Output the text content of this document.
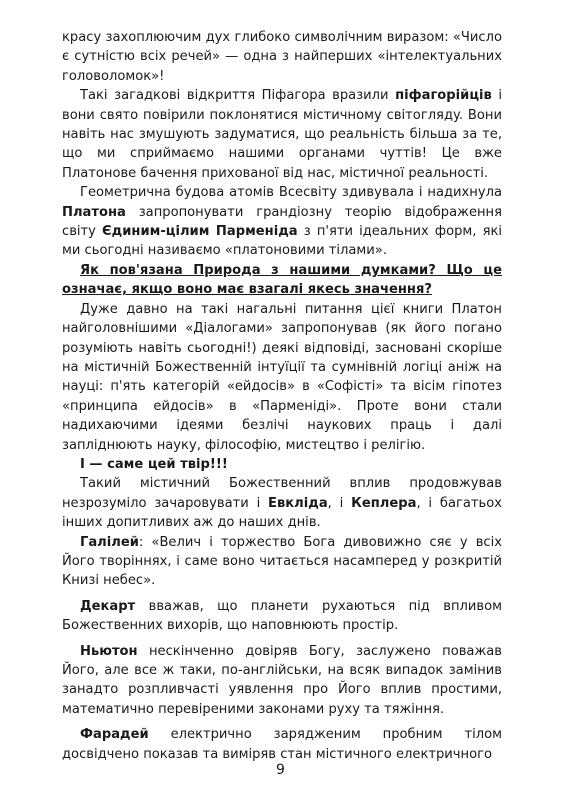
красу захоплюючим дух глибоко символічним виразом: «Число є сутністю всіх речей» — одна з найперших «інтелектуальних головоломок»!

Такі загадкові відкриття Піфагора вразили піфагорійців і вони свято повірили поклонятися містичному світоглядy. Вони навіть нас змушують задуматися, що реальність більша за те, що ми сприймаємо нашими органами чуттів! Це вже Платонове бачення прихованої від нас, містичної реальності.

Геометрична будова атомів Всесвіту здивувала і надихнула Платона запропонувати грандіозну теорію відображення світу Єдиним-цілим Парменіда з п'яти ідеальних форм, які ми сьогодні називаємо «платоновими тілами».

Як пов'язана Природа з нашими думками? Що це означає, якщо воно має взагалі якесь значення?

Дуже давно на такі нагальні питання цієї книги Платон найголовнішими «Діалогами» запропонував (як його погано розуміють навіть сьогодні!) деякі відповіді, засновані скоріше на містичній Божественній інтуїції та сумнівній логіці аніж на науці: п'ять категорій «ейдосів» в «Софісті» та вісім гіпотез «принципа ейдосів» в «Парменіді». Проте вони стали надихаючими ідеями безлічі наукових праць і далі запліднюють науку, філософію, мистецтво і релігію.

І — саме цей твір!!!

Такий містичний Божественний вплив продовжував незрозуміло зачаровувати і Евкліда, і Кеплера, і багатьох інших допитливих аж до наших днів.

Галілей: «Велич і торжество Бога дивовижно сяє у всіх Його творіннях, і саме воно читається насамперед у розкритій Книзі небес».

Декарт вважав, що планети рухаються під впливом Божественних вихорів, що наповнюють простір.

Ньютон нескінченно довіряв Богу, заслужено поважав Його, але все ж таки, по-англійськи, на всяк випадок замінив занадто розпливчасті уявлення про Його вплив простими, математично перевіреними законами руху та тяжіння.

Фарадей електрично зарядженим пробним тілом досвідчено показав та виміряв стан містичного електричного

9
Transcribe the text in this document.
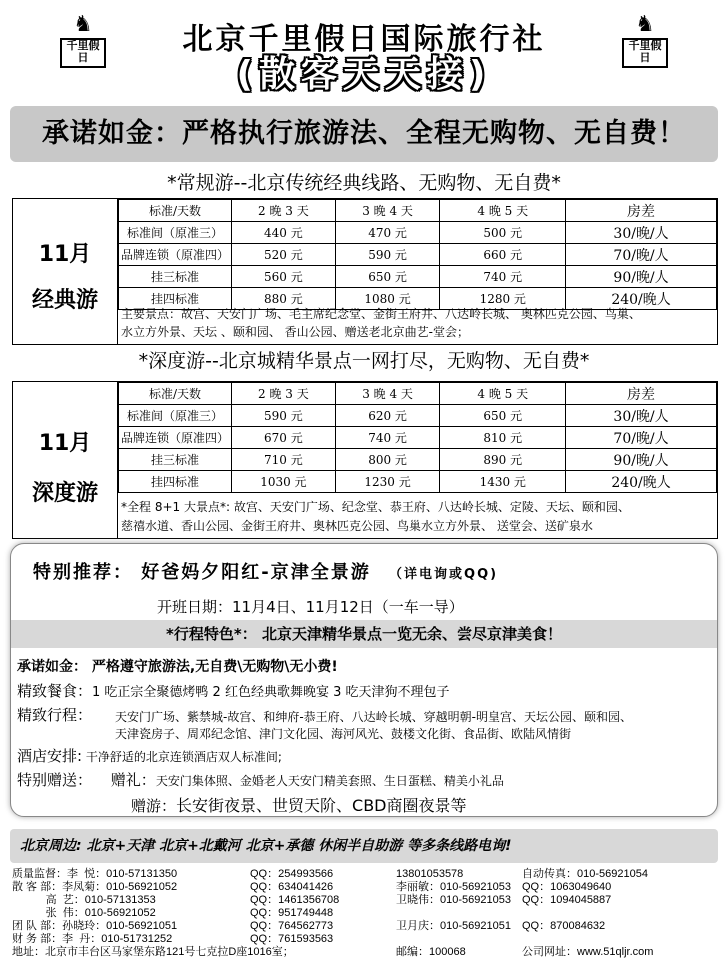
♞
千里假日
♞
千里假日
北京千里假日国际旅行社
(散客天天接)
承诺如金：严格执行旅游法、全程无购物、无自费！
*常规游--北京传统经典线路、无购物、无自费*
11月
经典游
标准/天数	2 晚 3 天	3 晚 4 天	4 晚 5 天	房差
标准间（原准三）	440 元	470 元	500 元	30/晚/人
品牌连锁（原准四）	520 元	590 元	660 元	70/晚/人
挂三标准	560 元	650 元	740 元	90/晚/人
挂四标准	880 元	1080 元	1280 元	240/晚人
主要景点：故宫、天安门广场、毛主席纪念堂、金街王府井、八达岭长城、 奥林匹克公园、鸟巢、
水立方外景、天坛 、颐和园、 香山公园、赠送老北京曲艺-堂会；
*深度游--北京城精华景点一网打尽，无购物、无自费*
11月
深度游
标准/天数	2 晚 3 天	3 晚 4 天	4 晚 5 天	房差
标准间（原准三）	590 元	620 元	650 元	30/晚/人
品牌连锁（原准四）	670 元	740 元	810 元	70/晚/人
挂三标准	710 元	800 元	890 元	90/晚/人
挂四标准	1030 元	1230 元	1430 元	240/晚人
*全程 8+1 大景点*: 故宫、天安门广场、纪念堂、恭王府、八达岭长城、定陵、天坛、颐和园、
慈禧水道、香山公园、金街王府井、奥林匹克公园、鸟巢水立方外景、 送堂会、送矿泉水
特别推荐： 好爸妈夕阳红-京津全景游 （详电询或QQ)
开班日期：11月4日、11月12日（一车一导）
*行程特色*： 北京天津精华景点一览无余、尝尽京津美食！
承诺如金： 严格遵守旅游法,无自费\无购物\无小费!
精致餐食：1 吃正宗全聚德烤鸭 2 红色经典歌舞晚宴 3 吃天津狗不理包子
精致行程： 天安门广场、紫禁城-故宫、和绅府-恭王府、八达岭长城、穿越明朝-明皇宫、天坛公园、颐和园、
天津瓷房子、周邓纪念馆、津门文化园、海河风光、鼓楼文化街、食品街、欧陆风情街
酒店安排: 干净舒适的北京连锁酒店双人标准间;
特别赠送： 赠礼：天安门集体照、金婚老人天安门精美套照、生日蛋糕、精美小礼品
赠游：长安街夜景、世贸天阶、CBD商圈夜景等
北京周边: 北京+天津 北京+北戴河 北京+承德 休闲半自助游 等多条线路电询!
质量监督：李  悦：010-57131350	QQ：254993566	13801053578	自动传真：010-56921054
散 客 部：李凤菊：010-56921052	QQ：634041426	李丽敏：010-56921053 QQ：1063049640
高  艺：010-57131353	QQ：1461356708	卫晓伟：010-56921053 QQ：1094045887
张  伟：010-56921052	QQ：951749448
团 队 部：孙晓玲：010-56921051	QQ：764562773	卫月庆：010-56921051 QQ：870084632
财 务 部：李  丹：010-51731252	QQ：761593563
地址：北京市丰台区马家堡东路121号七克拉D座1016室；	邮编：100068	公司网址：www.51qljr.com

┄┄┄┄┄┄┄┄┄┄┄┄┄┄┄┄┄┄┄┄

Each entry above should be reproduced exactly, with the pictures removed.

WORKED ANSWER =
Output the text content of this document.
красу захоплюючим дух глибоко символічним виразом: «Число є сутністю всіх речей» — одна з найперших «інтелектуальних головоломок»!

Такі загадкові відкриття Піфагора вразили піфагорійців і вони свято повірили поклонятися містичному світоглядy. Вони навіть нас змушують задуматися, що реальність більша за те, що ми сприймаємо нашими органами чуттів! Це вже Платонове бачення прихованої від нас, містичної реальності.

Геометрична будова атомів Всесвіту здивувала і надихнула Платона запропонувати грандіозну теорію відображення світу Єдиним-цілим Парменіда з п'яти ідеальних форм, які ми сьогодні називаємо «платоновими тілами».

Як пов'язана Природа з нашими думками? Що це означає, якщо воно має взагалі якесь значення?

Дуже давно на такі нагальні питання цієї книги Платон найголовнішими «Діалогами» запропонував (як його погано розуміють навіть сьогодні!) деякі відповіді, засновані скоріше на містичній Божественній інтуїції та сумнівній логіці аніж на науці: п'ять категорій «ейдосів» в «Софісті» та вісім гіпотез «принципа ейдосів» в «Парменіді». Проте вони стали надихаючими ідеями безлічі наукових праць і далі запліднюють науку, філософію, мистецтво і релігію.

І — саме цей твір!!!

Такий містичний Божественний вплив продовжував незрозуміло зачаровувати і Евкліда, і Кеплера, і багатьох інших допитливих аж до наших днів.

Галілей: «Велич і торжество Бога дивовижно сяє у всіх Його творіннях, і саме воно читається насамперед у розкритій Книзі небес».

Декарт вважав, що планети рухаються під впливом Божественних вихорів, що наповнюють простір.

Ньютон нескінченно довіряв Богу, заслужено поважав Його, але все ж таки, по-англійськи, на всяк випадок замінив занадто розпливчасті уявлення про Його вплив простими, математично перевіреними законами руху та тяжіння.

Фарадей електрично зарядженим пробним тілом досвідчено показав та виміряв стан містичного електричного

9
Transcribe the text in this document.
♞
千里假日
♞
千里假日
北京千里假日国际旅行社
(散客天天接)
承诺如金：严格执行旅游法、全程无购物、无自费！
*常规游--北京传统经典线路、无购物、无自费*
11月
经典游
标准/天数	2 晚 3 天	3 晚 4 天	4 晚 5 天	房差
标准间（原准三）	440 元	470 元	500 元	30/晚/人
品牌连锁（原准四）	520 元	590 元	660 元	70/晚/人
挂三标准	560 元	650 元	740 元	90/晚/人
挂四标准	880 元	1080 元	1280 元	240/晚人
主要景点：故宫、天安门广场、毛主席纪念堂、金街王府井、八达岭长城、 奥林匹克公园、鸟巢、
水立方外景、天坛 、颐和园、 香山公园、赠送老北京曲艺-堂会；
*深度游--北京城精华景点一网打尽，无购物、无自费*
11月
深度游
标准/天数	2 晚 3 天	3 晚 4 天	4 晚 5 天	房差
标准间（原准三）	590 元	620 元	650 元	30/晚/人
品牌连锁（原准四）	670 元	740 元	810 元	70/晚/人
挂三标准	710 元	800 元	890 元	90/晚/人
挂四标准	1030 元	1230 元	1430 元	240/晚人
*全程 8+1 大景点*: 故宫、天安门广场、纪念堂、恭王府、八达岭长城、定陵、天坛、颐和园、
慈禧水道、香山公园、金街王府井、奥林匹克公园、鸟巢水立方外景、 送堂会、送矿泉水
特别推荐： 好爸妈夕阳红-京津全景游 （详电询或QQ)
开班日期：11月4日、11月12日（一车一导）
*行程特色*： 北京天津精华景点一览无余、尝尽京津美食！
承诺如金： 严格遵守旅游法,无自费\无购物\无小费!
精致餐食：1 吃正宗全聚德烤鸭 2 红色经典歌舞晚宴 3 吃天津狗不理包子
精致行程： 天安门广场、紫禁城-故宫、和绅府-恭王府、八达岭长城、穿越明朝-明皇宫、天坛公园、颐和园、
天津瓷房子、周邓纪念馆、津门文化园、海河风光、鼓楼文化街、食品街、欧陆风情街
酒店安排: 干净舒适的北京连锁酒店双人标准间;
特别赠送： 赠礼：天安门集体照、金婚老人天安门精美套照、生日蛋糕、精美小礼品
赠游：长安街夜景、世贸天阶、CBD商圈夜景等
北京周边: 北京+天津 北京+北戴河 北京+承德 休闲半自助游 等多条线路电询!
质量监督：李  悦：010-57131350	QQ：254993566	13801053578	自动传真：010-56921054
散 客 部：李凤菊：010-56921052	QQ：634041426	李丽敏：010-56921053 QQ：1063049640
高  艺：010-57131353	QQ：1461356708	卫晓伟：010-56921053 QQ：1094045887
张  伟：010-56921052	QQ：951749448
团 队 部：孙晓玲：010-56921051	QQ：764562773	卫月庆：010-56921051 QQ：870084632
财 务 部：李  丹：010-51731252	QQ：761593563
地址：北京市丰台区马家堡东路121号七克拉D座1016室；	邮编：100068	公司网址：www.51qljr.com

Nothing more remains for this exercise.